• ENTRIES SHOWN:
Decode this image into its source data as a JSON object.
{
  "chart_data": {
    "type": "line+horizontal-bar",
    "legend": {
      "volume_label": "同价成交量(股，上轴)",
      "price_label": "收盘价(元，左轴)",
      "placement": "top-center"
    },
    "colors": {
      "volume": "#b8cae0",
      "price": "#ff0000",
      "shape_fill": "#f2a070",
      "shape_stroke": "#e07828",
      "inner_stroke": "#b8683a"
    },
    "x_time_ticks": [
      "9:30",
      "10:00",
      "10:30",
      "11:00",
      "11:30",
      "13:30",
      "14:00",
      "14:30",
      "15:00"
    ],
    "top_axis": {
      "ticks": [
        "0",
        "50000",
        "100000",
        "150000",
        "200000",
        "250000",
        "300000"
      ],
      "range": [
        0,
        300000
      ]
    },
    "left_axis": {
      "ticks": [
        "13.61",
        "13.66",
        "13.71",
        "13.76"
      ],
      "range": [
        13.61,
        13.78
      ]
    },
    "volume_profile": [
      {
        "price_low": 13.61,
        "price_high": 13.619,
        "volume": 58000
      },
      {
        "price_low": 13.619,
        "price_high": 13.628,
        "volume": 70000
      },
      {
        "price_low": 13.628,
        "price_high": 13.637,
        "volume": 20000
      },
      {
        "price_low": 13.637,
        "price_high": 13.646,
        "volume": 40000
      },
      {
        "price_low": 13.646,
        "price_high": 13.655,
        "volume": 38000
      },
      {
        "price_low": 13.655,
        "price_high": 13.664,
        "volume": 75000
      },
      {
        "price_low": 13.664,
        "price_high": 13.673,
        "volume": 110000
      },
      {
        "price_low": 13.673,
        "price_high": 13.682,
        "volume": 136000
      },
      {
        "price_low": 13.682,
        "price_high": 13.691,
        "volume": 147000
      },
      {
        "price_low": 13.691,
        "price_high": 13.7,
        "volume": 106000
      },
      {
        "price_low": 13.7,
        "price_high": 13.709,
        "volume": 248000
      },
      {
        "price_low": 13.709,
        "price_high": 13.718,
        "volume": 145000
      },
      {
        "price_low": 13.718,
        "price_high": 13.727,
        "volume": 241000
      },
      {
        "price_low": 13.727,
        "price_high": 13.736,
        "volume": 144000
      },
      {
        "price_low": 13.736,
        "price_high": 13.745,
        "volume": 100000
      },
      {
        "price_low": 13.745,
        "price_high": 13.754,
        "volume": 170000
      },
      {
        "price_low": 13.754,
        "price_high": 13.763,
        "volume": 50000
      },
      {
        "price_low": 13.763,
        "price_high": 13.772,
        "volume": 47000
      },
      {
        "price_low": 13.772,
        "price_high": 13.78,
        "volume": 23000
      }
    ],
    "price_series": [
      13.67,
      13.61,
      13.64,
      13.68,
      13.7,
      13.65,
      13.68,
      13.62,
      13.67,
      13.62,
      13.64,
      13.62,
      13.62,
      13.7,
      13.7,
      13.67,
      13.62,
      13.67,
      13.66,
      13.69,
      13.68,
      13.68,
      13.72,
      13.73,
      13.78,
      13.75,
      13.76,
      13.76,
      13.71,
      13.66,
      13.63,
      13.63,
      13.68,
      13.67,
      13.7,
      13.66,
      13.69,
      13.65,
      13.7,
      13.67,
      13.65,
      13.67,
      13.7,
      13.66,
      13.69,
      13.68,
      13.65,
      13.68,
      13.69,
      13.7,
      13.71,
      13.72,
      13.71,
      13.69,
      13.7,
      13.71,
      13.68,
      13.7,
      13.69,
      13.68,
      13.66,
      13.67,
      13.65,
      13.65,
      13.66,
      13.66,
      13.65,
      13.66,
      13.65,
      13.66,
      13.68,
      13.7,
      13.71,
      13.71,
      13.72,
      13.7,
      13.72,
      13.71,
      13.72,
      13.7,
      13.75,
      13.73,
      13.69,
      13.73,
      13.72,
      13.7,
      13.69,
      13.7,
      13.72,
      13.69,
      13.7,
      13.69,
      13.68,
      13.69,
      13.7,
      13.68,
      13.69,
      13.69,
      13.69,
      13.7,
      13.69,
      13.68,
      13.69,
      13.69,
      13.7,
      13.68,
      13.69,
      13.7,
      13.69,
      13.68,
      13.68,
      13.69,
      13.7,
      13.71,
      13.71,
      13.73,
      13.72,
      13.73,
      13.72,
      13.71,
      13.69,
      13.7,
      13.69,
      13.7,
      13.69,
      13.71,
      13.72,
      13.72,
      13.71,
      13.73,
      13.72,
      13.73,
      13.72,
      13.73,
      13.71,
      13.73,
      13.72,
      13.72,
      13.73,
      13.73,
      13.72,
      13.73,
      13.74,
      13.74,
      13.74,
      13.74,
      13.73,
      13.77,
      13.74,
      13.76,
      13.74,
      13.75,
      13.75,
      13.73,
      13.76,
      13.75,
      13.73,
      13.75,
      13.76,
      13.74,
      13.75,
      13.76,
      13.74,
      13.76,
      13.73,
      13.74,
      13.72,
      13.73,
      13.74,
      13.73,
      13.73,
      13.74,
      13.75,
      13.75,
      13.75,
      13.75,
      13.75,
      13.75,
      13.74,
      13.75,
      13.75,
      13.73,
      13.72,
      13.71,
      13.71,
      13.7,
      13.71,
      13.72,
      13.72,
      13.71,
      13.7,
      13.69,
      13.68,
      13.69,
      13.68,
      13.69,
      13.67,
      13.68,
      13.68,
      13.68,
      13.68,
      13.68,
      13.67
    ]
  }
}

• STATED GOAL: Write out all the entries exactly.

• PROBLEM SOLUTION:
Decode this image into its source data as a JSON object.
{
  "chart_data": {
    "type": "line+horizontal-bar",
    "legend": {
      "volume_label": "同价成交量(股，上轴)",
      "price_label": "收盘价(元，左轴)",
      "placement": "top-center"
    },
    "colors": {
      "volume": "#b8cae0",
      "price": "#ff0000",
      "shape_fill": "#f2a070",
      "shape_stroke": "#e07828",
      "inner_stroke": "#b8683a"
    },
    "x_time_ticks": [
      "9:30",
      "10:00",
      "10:30",
      "11:00",
      "11:30",
      "13:30",
      "14:00",
      "14:30",
      "15:00"
    ],
    "top_axis": {
      "ticks": [
        "0",
        "50000",
        "100000",
        "150000",
        "200000",
        "250000",
        "300000"
      ],
      "range": [
        0,
        300000
      ]
    },
    "left_axis": {
      "ticks": [
        "13.61",
        "13.66",
        "13.71",
        "13.76"
      ],
      "range": [
        13.61,
        13.78
      ]
    },
    "volume_profile": [
      {
        "price_low": 13.61,
        "price_high": 13.619,
        "volume": 58000
      },
      {
        "price_low": 13.619,
        "price_high": 13.628,
        "volume": 70000
      },
      {
        "price_low": 13.628,
        "price_high": 13.637,
        "volume": 20000
      },
      {
        "price_low": 13.637,
        "price_high": 13.646,
        "volume": 40000
      },
      {
        "price_low": 13.646,
        "price_high": 13.655,
        "volume": 38000
      },
      {
        "price_low": 13.655,
        "price_high": 13.664,
        "volume": 75000
      },
      {
        "price_low": 13.664,
        "price_high": 13.673,
        "volume": 110000
      },
      {
        "price_low": 13.673,
        "price_high": 13.682,
        "volume": 136000
      },
      {
        "price_low": 13.682,
        "price_high": 13.691,
        "volume": 147000
      },
      {
        "price_low": 13.691,
        "price_high": 13.7,
        "volume": 106000
      },
      {
        "price_low": 13.7,
        "price_high": 13.709,
        "volume": 248000
      },
      {
        "price_low": 13.709,
        "price_high": 13.718,
        "volume": 145000
      },
      {
        "price_low": 13.718,
        "price_high": 13.727,
        "volume": 241000
      },
      {
        "price_low": 13.727,
        "price_high": 13.736,
        "volume": 144000
      },
      {
        "price_low": 13.736,
        "price_high": 13.745,
        "volume": 100000
      },
      {
        "price_low": 13.745,
        "price_high": 13.754,
        "volume": 170000
      },
      {
        "price_low": 13.754,
        "price_high": 13.763,
        "volume": 50000
      },
      {
        "price_low": 13.763,
        "price_high": 13.772,
        "volume": 47000
      },
      {
        "price_low": 13.772,
        "price_high": 13.78,
        "volume": 23000
      }
    ],
    "price_series": [
      13.67,
      13.61,
      13.64,
      13.68,
      13.7,
      13.65,
      13.68,
      13.62,
      13.67,
      13.62,
      13.64,
      13.62,
      13.62,
      13.7,
      13.7,
      13.67,
      13.62,
      13.67,
      13.66,
      13.69,
      13.68,
      13.68,
      13.72,
      13.73,
      13.78,
      13.75,
      13.76,
      13.76,
      13.71,
      13.66,
      13.63,
      13.63,
      13.68,
      13.67,
      13.7,
      13.66,
      13.69,
      13.65,
      13.7,
      13.67,
      13.65,
      13.67,
      13.7,
      13.66,
      13.69,
      13.68,
      13.65,
      13.68,
      13.69,
      13.7,
      13.71,
      13.72,
      13.71,
      13.69,
      13.7,
      13.71,
      13.68,
      13.7,
      13.69,
      13.68,
      13.66,
      13.67,
      13.65,
      13.65,
      13.66,
      13.66,
      13.65,
      13.66,
      13.65,
      13.66,
      13.68,
      13.7,
      13.71,
      13.71,
      13.72,
      13.7,
      13.72,
      13.71,
      13.72,
      13.7,
      13.75,
      13.73,
      13.69,
      13.73,
      13.72,
      13.7,
      13.69,
      13.7,
      13.72,
      13.69,
      13.7,
      13.69,
      13.68,
      13.69,
      13.7,
      13.68,
      13.69,
      13.69,
      13.69,
      13.7,
      13.69,
      13.68,
      13.69,
      13.69,
      13.7,
      13.68,
      13.69,
      13.7,
      13.69,
      13.68,
      13.68,
      13.69,
      13.7,
      13.71,
      13.71,
      13.73,
      13.72,
      13.73,
      13.72,
      13.71,
      13.69,
      13.7,
      13.69,
      13.7,
      13.69,
      13.71,
      13.72,
      13.72,
      13.71,
      13.73,
      13.72,
      13.73,
      13.72,
      13.73,
      13.71,
      13.73,
      13.72,
      13.72,
      13.73,
      13.73,
      13.72,
      13.73,
      13.74,
      13.74,
      13.74,
      13.74,
      13.73,
      13.77,
      13.74,
      13.76,
      13.74,
      13.75,
      13.75,
      13.73,
      13.76,
      13.75,
      13.73,
      13.75,
      13.76,
      13.74,
      13.75,
      13.76,
      13.74,
      13.76,
      13.73,
      13.74,
      13.72,
      13.73,
      13.74,
      13.73,
      13.73,
      13.74,
      13.75,
      13.75,
      13.75,
      13.75,
      13.75,
      13.75,
      13.74,
      13.75,
      13.75,
      13.73,
      13.72,
      13.71,
      13.71,
      13.7,
      13.71,
      13.72,
      13.72,
      13.71,
      13.7,
      13.69,
      13.68,
      13.69,
      13.68,
      13.69,
      13.67,
      13.68,
      13.68,
      13.68,
      13.68,
      13.68,
      13.67
    ]
  }
}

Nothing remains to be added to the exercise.